- WHAT THE TASK ASKS
Reproduce each line of the listing exactly.
● ● ●
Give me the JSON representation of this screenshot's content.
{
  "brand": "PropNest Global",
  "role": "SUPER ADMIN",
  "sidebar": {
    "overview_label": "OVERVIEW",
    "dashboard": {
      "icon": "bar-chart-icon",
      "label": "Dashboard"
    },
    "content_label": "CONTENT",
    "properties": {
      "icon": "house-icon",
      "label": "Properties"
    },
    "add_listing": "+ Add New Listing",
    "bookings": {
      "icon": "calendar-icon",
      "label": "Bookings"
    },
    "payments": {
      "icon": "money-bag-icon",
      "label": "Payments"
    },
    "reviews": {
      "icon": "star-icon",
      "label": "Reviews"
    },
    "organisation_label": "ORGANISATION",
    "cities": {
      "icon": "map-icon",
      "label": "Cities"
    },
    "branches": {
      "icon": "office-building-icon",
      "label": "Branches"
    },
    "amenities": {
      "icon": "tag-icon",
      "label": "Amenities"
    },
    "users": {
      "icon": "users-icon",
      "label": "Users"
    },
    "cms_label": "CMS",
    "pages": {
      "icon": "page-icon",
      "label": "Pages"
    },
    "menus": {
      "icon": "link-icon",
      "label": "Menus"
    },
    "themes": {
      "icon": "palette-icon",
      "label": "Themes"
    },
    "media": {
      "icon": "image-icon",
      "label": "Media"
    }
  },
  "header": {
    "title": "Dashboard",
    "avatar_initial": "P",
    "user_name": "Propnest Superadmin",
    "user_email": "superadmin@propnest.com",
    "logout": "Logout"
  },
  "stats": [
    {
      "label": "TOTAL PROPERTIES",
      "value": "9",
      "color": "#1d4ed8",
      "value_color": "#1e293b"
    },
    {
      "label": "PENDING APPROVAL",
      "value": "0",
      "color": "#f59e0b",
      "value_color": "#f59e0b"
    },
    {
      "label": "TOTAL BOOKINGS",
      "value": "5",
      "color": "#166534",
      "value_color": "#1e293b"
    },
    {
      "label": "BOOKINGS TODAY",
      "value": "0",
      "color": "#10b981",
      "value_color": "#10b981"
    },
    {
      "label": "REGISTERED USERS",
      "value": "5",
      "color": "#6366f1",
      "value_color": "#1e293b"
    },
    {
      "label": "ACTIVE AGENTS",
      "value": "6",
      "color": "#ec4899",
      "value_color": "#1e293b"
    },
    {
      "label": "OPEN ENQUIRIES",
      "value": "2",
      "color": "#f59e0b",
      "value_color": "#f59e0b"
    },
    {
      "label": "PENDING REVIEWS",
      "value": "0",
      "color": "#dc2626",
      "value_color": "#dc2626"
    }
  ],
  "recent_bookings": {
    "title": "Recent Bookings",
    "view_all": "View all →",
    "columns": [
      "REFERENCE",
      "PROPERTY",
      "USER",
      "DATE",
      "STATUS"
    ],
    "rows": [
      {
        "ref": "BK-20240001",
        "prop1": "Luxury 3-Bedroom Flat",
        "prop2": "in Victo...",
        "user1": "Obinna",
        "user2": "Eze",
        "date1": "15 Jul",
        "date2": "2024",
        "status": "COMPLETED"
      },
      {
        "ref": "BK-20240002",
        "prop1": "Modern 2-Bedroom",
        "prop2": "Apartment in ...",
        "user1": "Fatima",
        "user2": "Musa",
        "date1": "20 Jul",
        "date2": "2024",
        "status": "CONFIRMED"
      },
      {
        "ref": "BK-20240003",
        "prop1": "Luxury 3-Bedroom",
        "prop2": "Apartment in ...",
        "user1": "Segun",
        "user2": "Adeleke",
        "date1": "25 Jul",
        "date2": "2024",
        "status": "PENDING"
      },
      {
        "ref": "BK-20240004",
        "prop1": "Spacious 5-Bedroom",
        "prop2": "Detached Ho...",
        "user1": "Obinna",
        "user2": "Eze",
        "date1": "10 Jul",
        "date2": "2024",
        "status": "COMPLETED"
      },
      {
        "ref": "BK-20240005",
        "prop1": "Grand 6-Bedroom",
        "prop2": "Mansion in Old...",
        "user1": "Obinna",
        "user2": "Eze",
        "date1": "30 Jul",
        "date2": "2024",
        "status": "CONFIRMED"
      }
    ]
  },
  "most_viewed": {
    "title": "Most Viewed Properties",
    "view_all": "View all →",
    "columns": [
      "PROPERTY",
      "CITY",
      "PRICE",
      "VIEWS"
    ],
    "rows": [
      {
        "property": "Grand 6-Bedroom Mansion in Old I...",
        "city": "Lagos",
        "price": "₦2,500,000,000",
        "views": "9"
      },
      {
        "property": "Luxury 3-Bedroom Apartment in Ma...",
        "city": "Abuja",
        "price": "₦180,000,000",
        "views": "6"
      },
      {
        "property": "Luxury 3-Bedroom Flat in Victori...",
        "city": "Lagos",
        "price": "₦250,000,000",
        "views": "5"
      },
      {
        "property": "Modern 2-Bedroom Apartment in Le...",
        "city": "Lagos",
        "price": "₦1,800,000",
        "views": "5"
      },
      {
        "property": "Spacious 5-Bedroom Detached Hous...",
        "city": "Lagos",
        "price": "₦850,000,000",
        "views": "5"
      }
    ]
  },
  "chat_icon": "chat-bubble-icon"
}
● ● ●
- FULL OUTPUT
Give me the JSON representation of this screenshot's content.
{
  "brand": "PropNest Global",
  "role": "SUPER ADMIN",
  "sidebar": {
    "overview_label": "OVERVIEW",
    "dashboard": {
      "icon": "bar-chart-icon",
      "label": "Dashboard"
    },
    "content_label": "CONTENT",
    "properties": {
      "icon": "house-icon",
      "label": "Properties"
    },
    "add_listing": "+ Add New Listing",
    "bookings": {
      "icon": "calendar-icon",
      "label": "Bookings"
    },
    "payments": {
      "icon": "money-bag-icon",
      "label": "Payments"
    },
    "reviews": {
      "icon": "star-icon",
      "label": "Reviews"
    },
    "organisation_label": "ORGANISATION",
    "cities": {
      "icon": "map-icon",
      "label": "Cities"
    },
    "branches": {
      "icon": "office-building-icon",
      "label": "Branches"
    },
    "amenities": {
      "icon": "tag-icon",
      "label": "Amenities"
    },
    "users": {
      "icon": "users-icon",
      "label": "Users"
    },
    "cms_label": "CMS",
    "pages": {
      "icon": "page-icon",
      "label": "Pages"
    },
    "menus": {
      "icon": "link-icon",
      "label": "Menus"
    },
    "themes": {
      "icon": "palette-icon",
      "label": "Themes"
    },
    "media": {
      "icon": "image-icon",
      "label": "Media"
    }
  },
  "header": {
    "title": "Dashboard",
    "avatar_initial": "P",
    "user_name": "Propnest Superadmin",
    "user_email": "superadmin@propnest.com",
    "logout": "Logout"
  },
  "stats": [
    {
      "label": "TOTAL PROPERTIES",
      "value": "9",
      "color": "#1d4ed8",
      "value_color": "#1e293b"
    },
    {
      "label": "PENDING APPROVAL",
      "value": "0",
      "color": "#f59e0b",
      "value_color": "#f59e0b"
    },
    {
      "label": "TOTAL BOOKINGS",
      "value": "5",
      "color": "#166534",
      "value_color": "#1e293b"
    },
    {
      "label": "BOOKINGS TODAY",
      "value": "0",
      "color": "#10b981",
      "value_color": "#10b981"
    },
    {
      "label": "REGISTERED USERS",
      "value": "5",
      "color": "#6366f1",
      "value_color": "#1e293b"
    },
    {
      "label": "ACTIVE AGENTS",
      "value": "6",
      "color": "#ec4899",
      "value_color": "#1e293b"
    },
    {
      "label": "OPEN ENQUIRIES",
      "value": "2",
      "color": "#f59e0b",
      "value_color": "#f59e0b"
    },
    {
      "label": "PENDING REVIEWS",
      "value": "0",
      "color": "#dc2626",
      "value_color": "#dc2626"
    }
  ],
  "recent_bookings": {
    "title": "Recent Bookings",
    "view_all": "View all →",
    "columns": [
      "REFERENCE",
      "PROPERTY",
      "USER",
      "DATE",
      "STATUS"
    ],
    "rows": [
      {
        "ref": "BK-20240001",
        "prop1": "Luxury 3-Bedroom Flat",
        "prop2": "in Victo...",
        "user1": "Obinna",
        "user2": "Eze",
        "date1": "15 Jul",
        "date2": "2024",
        "status": "COMPLETED"
      },
      {
        "ref": "BK-20240002",
        "prop1": "Modern 2-Bedroom",
        "prop2": "Apartment in ...",
        "user1": "Fatima",
        "user2": "Musa",
        "date1": "20 Jul",
        "date2": "2024",
        "status": "CONFIRMED"
      },
      {
        "ref": "BK-20240003",
        "prop1": "Luxury 3-Bedroom",
        "prop2": "Apartment in ...",
        "user1": "Segun",
        "user2": "Adeleke",
        "date1": "25 Jul",
        "date2": "2024",
        "status": "PENDING"
      },
      {
        "ref": "BK-20240004",
        "prop1": "Spacious 5-Bedroom",
        "prop2": "Detached Ho...",
        "user1": "Obinna",
        "user2": "Eze",
        "date1": "10 Jul",
        "date2": "2024",
        "status": "COMPLETED"
      },
      {
        "ref": "BK-20240005",
        "prop1": "Grand 6-Bedroom",
        "prop2": "Mansion in Old...",
        "user1": "Obinna",
        "user2": "Eze",
        "date1": "30 Jul",
        "date2": "2024",
        "status": "CONFIRMED"
      }
    ]
  },
  "most_viewed": {
    "title": "Most Viewed Properties",
    "view_all": "View all →",
    "columns": [
      "PROPERTY",
      "CITY",
      "PRICE",
      "VIEWS"
    ],
    "rows": [
      {
        "property": "Grand 6-Bedroom Mansion in Old I...",
        "city": "Lagos",
        "price": "₦2,500,000,000",
        "views": "9"
      },
      {
        "property": "Luxury 3-Bedroom Apartment in Ma...",
        "city": "Abuja",
        "price": "₦180,000,000",
        "views": "6"
      },
      {
        "property": "Luxury 3-Bedroom Flat in Victori...",
        "city": "Lagos",
        "price": "₦250,000,000",
        "views": "5"
      },
      {
        "property": "Modern 2-Bedroom Apartment in Le...",
        "city": "Lagos",
        "price": "₦1,800,000",
        "views": "5"
      },
      {
        "property": "Spacious 5-Bedroom Detached Hous...",
        "city": "Lagos",
        "price": "₦850,000,000",
        "views": "5"
      }
    ]
  },
  "chat_icon": "chat-bubble-icon"
}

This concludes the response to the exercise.